◆ PROBLEM REQUIREMENTS: Copy all lines below containing "likes".

◆ Dataset items:
--- BEGIN ---

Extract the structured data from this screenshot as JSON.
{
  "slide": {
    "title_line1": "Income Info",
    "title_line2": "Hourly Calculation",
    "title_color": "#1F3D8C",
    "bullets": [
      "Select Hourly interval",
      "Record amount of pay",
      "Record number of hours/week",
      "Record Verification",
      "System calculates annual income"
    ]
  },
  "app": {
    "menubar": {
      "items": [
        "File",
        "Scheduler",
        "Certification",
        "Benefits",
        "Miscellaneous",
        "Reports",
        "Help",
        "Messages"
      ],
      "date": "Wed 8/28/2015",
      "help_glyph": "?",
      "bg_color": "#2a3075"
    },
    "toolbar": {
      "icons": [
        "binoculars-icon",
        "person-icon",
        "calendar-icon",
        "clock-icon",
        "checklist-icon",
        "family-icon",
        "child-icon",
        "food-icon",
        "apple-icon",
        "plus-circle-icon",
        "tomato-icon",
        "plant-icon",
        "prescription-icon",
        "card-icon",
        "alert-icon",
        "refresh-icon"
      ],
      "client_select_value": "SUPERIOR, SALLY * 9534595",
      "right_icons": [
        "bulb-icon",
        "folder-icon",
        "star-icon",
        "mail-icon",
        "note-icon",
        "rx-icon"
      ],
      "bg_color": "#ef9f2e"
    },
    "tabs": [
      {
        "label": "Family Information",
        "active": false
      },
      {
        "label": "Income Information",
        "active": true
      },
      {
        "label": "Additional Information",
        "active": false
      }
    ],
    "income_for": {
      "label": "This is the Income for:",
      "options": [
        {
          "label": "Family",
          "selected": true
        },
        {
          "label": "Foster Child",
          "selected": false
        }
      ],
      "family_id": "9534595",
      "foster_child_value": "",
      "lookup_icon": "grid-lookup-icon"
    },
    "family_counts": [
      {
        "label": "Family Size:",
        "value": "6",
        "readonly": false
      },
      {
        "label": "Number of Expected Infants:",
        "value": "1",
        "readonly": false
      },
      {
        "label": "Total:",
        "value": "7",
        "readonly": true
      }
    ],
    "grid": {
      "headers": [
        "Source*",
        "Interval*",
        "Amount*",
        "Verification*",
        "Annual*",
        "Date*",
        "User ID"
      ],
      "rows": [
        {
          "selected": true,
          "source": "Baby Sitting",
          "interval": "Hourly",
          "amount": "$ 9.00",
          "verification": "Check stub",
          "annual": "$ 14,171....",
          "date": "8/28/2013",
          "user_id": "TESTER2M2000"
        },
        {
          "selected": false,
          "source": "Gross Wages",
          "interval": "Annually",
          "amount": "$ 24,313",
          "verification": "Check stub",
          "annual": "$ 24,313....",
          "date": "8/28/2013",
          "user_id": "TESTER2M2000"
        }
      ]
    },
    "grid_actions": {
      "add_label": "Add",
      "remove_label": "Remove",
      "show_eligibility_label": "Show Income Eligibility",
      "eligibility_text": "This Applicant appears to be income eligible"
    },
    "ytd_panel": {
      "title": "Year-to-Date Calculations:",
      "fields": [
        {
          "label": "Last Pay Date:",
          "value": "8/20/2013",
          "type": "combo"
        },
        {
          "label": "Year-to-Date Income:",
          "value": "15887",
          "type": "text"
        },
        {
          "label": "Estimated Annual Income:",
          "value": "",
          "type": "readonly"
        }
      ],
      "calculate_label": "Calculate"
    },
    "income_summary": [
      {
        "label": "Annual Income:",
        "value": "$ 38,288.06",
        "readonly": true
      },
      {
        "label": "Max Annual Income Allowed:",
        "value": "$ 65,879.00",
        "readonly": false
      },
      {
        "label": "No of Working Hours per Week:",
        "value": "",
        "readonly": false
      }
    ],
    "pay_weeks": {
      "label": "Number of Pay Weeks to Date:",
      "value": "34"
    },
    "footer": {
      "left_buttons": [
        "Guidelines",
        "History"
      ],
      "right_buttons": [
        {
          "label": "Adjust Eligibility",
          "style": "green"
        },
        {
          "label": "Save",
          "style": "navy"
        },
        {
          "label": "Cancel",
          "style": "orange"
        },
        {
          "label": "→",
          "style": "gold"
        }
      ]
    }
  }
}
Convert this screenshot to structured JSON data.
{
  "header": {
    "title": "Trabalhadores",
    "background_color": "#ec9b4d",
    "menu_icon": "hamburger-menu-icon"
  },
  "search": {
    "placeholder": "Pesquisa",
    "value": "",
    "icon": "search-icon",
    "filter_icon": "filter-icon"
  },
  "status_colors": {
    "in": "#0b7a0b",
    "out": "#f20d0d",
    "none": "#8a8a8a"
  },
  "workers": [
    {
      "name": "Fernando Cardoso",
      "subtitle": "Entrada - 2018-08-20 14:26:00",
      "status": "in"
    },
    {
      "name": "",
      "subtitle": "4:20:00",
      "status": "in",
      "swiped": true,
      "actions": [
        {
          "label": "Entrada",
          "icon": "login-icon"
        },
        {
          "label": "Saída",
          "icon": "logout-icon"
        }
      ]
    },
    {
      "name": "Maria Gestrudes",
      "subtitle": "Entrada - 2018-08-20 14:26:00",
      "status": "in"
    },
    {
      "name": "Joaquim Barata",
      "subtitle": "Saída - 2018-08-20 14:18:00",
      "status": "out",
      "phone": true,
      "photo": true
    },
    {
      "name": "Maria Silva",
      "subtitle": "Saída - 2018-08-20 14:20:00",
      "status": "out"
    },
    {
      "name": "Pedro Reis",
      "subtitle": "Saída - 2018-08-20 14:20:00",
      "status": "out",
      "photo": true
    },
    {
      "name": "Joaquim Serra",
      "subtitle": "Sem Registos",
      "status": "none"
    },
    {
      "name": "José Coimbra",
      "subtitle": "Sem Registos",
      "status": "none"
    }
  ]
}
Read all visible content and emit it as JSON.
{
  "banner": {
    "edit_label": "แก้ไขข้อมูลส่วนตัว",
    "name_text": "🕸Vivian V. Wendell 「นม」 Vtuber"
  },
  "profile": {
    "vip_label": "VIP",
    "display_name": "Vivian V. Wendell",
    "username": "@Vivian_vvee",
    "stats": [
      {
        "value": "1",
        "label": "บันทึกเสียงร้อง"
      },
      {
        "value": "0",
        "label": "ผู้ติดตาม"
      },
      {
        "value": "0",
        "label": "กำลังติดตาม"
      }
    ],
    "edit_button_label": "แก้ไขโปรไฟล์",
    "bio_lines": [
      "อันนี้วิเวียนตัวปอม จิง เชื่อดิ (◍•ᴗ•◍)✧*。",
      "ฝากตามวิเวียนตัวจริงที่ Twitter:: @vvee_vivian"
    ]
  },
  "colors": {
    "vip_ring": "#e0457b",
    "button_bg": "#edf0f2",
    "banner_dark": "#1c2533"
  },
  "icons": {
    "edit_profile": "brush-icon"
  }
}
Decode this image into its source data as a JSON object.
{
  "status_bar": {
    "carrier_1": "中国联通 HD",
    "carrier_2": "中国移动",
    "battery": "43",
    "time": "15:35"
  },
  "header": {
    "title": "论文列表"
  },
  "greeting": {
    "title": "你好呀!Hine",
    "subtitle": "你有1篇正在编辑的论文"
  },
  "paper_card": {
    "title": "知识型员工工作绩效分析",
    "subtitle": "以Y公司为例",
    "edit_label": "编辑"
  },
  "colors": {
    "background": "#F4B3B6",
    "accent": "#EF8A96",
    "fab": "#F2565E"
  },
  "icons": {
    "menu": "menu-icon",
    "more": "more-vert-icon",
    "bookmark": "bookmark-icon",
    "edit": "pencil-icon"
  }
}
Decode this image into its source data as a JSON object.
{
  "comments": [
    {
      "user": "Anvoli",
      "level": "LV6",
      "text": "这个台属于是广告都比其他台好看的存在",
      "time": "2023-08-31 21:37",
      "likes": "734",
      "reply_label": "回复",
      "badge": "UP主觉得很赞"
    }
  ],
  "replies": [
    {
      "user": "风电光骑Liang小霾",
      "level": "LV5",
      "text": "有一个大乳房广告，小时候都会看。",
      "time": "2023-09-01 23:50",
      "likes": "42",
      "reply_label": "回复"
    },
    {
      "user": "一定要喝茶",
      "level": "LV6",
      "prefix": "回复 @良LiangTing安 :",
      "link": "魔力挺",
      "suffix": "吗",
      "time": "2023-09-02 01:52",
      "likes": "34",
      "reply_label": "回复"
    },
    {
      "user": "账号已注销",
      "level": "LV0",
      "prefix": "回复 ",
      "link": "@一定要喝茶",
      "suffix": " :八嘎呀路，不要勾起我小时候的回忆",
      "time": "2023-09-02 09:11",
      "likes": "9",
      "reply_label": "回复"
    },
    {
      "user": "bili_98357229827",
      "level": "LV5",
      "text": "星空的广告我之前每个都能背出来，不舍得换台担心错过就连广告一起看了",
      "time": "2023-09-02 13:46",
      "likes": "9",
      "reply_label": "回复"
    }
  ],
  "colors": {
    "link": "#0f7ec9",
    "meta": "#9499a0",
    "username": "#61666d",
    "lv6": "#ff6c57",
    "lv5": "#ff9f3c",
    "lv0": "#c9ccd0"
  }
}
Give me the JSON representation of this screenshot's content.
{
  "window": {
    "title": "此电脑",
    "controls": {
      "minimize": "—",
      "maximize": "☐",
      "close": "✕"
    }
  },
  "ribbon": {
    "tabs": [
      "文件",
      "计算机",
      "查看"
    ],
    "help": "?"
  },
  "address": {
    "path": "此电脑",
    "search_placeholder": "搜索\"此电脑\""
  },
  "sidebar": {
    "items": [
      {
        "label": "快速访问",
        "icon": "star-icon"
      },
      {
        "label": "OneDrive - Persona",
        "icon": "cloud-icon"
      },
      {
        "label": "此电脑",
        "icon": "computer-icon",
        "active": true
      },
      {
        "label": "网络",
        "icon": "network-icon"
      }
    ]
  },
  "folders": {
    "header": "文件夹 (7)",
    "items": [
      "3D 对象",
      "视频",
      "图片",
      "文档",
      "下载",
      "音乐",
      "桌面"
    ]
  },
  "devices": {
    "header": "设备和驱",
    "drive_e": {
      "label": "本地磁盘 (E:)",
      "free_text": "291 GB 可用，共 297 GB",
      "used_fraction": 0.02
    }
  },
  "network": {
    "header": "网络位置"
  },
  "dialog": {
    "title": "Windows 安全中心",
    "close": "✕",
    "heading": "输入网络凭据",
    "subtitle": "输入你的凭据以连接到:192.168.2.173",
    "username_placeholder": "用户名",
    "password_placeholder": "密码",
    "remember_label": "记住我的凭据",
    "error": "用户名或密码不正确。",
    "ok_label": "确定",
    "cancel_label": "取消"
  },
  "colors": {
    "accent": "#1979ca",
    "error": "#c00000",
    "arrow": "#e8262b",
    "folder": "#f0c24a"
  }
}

--- END ---

◆ COMPLETED EXERCISE:
      "likes": "734",
      "likes": "42",
      "likes": "34",
      "likes": "9",
      "likes": "9",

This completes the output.